TEXTE FOURNI ->

Sorti en octobre 2018, "Pris au piège" était le tout premier livre a revenir sur ces événements qui ont suscité une puissante vague d'émotion en Thaïlande et partout dans le monde.
Lepetitjournal.com Bangkok: À quel moment avez-vous décidé d’écrire un récit sur le sauvetage de Tham Luang ?
Thierry Falise: Mon éditeur Massot Édition, chez qui j’ai déjà publié deux livres, m’a appelé à la fin du mois de juillet 2018. Il avait lu un article sur la légende de la grotte. Cela l’avait intrigué et il m’a demandé si je pensais qu’il y avait assez de matière pour en faire un livre. J’ai directement proposé de l’écrire sous forme de récit plutôt qu'une enquête, car ce qui m’intéressait était de comprendre comment les enfants avaient réagi, ce qui était la partie la plus difficile puisqu’ils ne parlaient que très peu et que leurs apparitions dans les médias étaient contrôlées. J’ai proposé un synopsis à mon éditeur, j’ai fait quelques recherches pour savoir quelles étaient les sources d’informations disponibles, voir s’il était possible de contacter les plongeurs parce que le côté technique est passionnant dans ce sauvetage.
J’ai décidé de faire deux récits parallèles avec d’un côté l’histoire des jeunes footballeurs, leur survie pendant les 10 premiers jours que je fictionnalise en partie avec ce que je connais de la région et sur base de ce qu’ils ont dit lors des différentes conférences de presse et les faits réels. J’ai essayé d’imaginer les conversations que les jeunes ont pu avoir dans la grotte tout en resserrant le plus possible pour être au plus proche de la réalité, c’était une manière d’aborder la culture par ce biais.

CONSIGNE ->
Pourriez-vous reprendre l'entretien sur le sauvetage de Tham Luang après sa dernière phrase et le poursuivre ?

JEU DE DONNÉES ->
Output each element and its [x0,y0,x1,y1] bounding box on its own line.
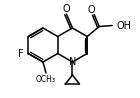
Text: OCH₃: OCH₃ [36,74,56,83]
Text: N: N [69,57,76,67]
Text: O: O [63,4,70,14]
Text: O: O [87,5,95,15]
Text: F: F [18,49,23,59]
Text: OH: OH [116,20,131,30]
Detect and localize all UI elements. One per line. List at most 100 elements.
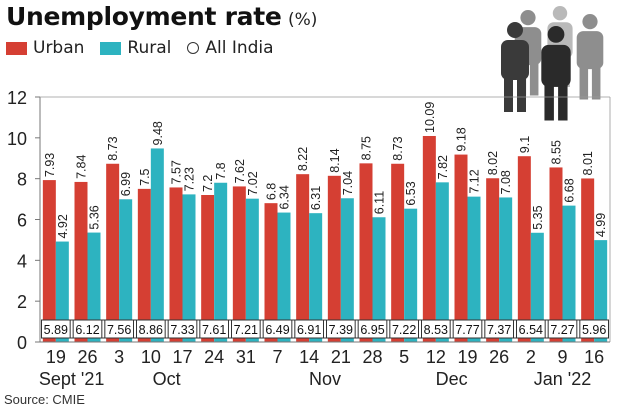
data-label-urban: 7.62 [233, 159, 247, 183]
x-tick-label: 9 [557, 347, 567, 367]
bar-urban [327, 175, 341, 342]
all-india-value: 6.54 [519, 323, 543, 337]
person-leg [579, 63, 589, 100]
month-label: Oct [153, 369, 181, 389]
bar-urban [581, 178, 595, 342]
bar-rural [467, 196, 481, 342]
chart-unit: (%) [287, 10, 318, 30]
all-india-box [326, 319, 356, 339]
all-india-box [231, 319, 261, 339]
data-label-rural: 7.82 [436, 155, 450, 179]
x-tick-label: 26 [77, 347, 97, 367]
x-tick-label: 14 [299, 347, 319, 367]
person-head [582, 14, 598, 30]
bar-urban [359, 163, 373, 342]
x-tick-label: 10 [141, 347, 161, 367]
bar-urban [296, 174, 310, 342]
data-label-urban: 8.55 [550, 140, 564, 164]
y-tick-label: 8 [17, 170, 27, 190]
data-label-rural: 6.11 [373, 191, 387, 214]
all-india-box [421, 319, 451, 339]
all-india-value: 7.37 [487, 323, 511, 337]
data-label-rural: 6.31 [309, 186, 323, 210]
data-label-rural: 6.53 [404, 181, 418, 205]
bar-rural [245, 198, 259, 342]
bar-rural [87, 232, 101, 342]
bar-rural [150, 148, 164, 342]
person-leg [504, 74, 513, 112]
legend-label-all-india: All India [205, 38, 274, 58]
x-tick-label: 16 [584, 347, 604, 367]
data-label-rural: 5.35 [531, 205, 545, 229]
x-tick-label: 24 [204, 347, 224, 367]
data-label-urban: 7.2 [201, 175, 215, 192]
data-label-urban: 8.14 [328, 148, 342, 172]
bar-urban [422, 135, 436, 342]
all-india-value: 7.61 [202, 323, 226, 337]
legend-item-all-india: All India [187, 38, 274, 58]
data-label-urban: 6.8 [265, 183, 279, 200]
legend-label-urban: Urban [33, 38, 85, 58]
all-india-box [167, 319, 198, 339]
data-label-rural: 7.8 [214, 162, 228, 179]
data-label-rural: 4.99 [594, 213, 608, 237]
data-label-rural: 6.34 [278, 185, 292, 209]
data-label-rural: 7.12 [468, 169, 482, 193]
x-tick-label: 7 [272, 347, 282, 367]
bar-rural [182, 194, 196, 342]
all-india-box [41, 319, 71, 339]
bar-urban [391, 163, 405, 342]
month-label: Jan '22 [534, 369, 591, 389]
person-head [552, 6, 568, 21]
bar-rural [55, 241, 69, 342]
month-label: Sept '21 [39, 369, 105, 389]
legend-label-rural: Rural [127, 38, 172, 58]
x-tick-label: 26 [489, 347, 509, 367]
data-label-urban: 9.18 [455, 127, 469, 151]
legend-item-urban: Urban [6, 38, 84, 58]
bar-urban [137, 188, 151, 342]
legend-item-rural: Rural [100, 38, 171, 58]
data-label-rural: 4.92 [56, 214, 70, 238]
x-tick-label: 12 [426, 347, 446, 367]
person-leg [558, 80, 568, 121]
x-tick-label: 19 [46, 347, 66, 367]
data-label-urban: 8.22 [296, 147, 310, 171]
person-body [501, 40, 529, 80]
bar-rural [404, 208, 418, 342]
person-body [576, 31, 604, 70]
data-label-rural: 7.08 [499, 170, 513, 194]
y-tick-label: 2 [17, 292, 27, 312]
person-head [520, 10, 536, 26]
bar-rural [435, 182, 449, 342]
bar-urban [517, 156, 531, 342]
bar-rural [277, 212, 291, 342]
person-leg [544, 80, 554, 121]
all-india-value: 7.33 [170, 323, 194, 337]
person-figure [541, 26, 571, 121]
bar-urban [454, 154, 468, 342]
data-label-urban: 7.84 [75, 155, 89, 179]
all-india-box [516, 319, 546, 339]
bar-rural [499, 197, 513, 342]
all-india-box [547, 319, 578, 339]
legend-swatch-rural [100, 41, 122, 55]
data-label-urban: 7.93 [43, 153, 57, 177]
bar-urban [486, 178, 500, 342]
x-tick-label: 17 [172, 347, 192, 367]
all-india-value: 6.91 [297, 323, 321, 337]
all-india-box [389, 319, 420, 339]
data-label-rural: 6.99 [119, 172, 133, 196]
person-leg [517, 74, 526, 112]
person-head [547, 26, 565, 43]
chart-title: Unemployment rate [6, 2, 282, 31]
all-india-value: 5.89 [44, 323, 68, 337]
legend-swatch-urban [6, 41, 27, 55]
all-india-box [294, 319, 325, 339]
bar-rural [594, 240, 608, 342]
bar-rural [340, 198, 354, 342]
x-tick-label: 21 [331, 347, 351, 367]
bar-urban [201, 195, 215, 342]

RÉPONSE ATTENDUE ->
Au travers de cette histoire, je voulais dresser un portrait impressionniste autour de la région du Triangle d’or, ce que la presse a très peu fait à l’époque. Dans un livre, je peux parler de tous les enjeux, de la drogue, de l’immigration clandestine, de la prostitution, de la politique en Birmanie, des croyances populaires...
“Pris au piège” est aussi un défi éditorial. Nous voulions être les premiers à sortir un livre. Une fois que mon synopsis a été approuvé par l’éditeur, il m’a demandé si je pouvais le rédiger en un mois. Pendant 30 jours, j’ai bossé comme un malade, mais j’ai pris beaucoup de plaisir à l’écrire et cela m’a permis d’enquêter dans une superbe région.
Est-ce que l’adaptation en bande dessinée était prévue dès le départ ?
Tout à fait. Au départ “La Mule et le sanglier” devait sortir en novembre, mais c’était impossible. Elle a finalement été publiée en mars. La BD s’est faite en collaboration avec une jeune illustratrice parisienne, Léa Hybre, c’est un joli produit.
Selon vous, quels sont les ingrédients qui ont fait le succès de ce sauvetage ?
Premièrement, ce sont des enfants, des victimes innocentes. Si nous avions eu des adultes, nous les aurions tout de suite blâmés. Deuxièmement, le suivi en continu et en temps réel par des centaines de journalistes, cela fascine les foules. Ensuite, il y a le côté obscur qui fait référence aux peurs ancestrales que nous avons tous en nous, tout le monde s’est imaginé dans cette grotte à devoir traverser ce conduit étroit… Et enfin l’exostime pour la presse occidentale: ils n’étaient pas dans une mine en Pologne, mais en Thaïlande, une destination où beaucoup de gens viennent en vacances, un pays que tout le monde connaît pour ses plages et sa jungle.
Que pensez-vous du traitement médiatique qui a suivi ?
Une fois que tous les enfants sont sortis, il y a eu un emballement, on parlait de plusieurs projets de longs-métrages, d’une série, de livres… et au final pour le moment il n’y a pas encore eu grand-chose. Les quelques exemples de films hollywoodiens de reconstitution de sauvetage ont souvent été des flops comme celui avec Juliette Binoche (Les 33, NDLR) sur les Chiliens coincés dans une mine. Pour réaliser un film sur ce genre d’événement, il faut trouver un angle particulier.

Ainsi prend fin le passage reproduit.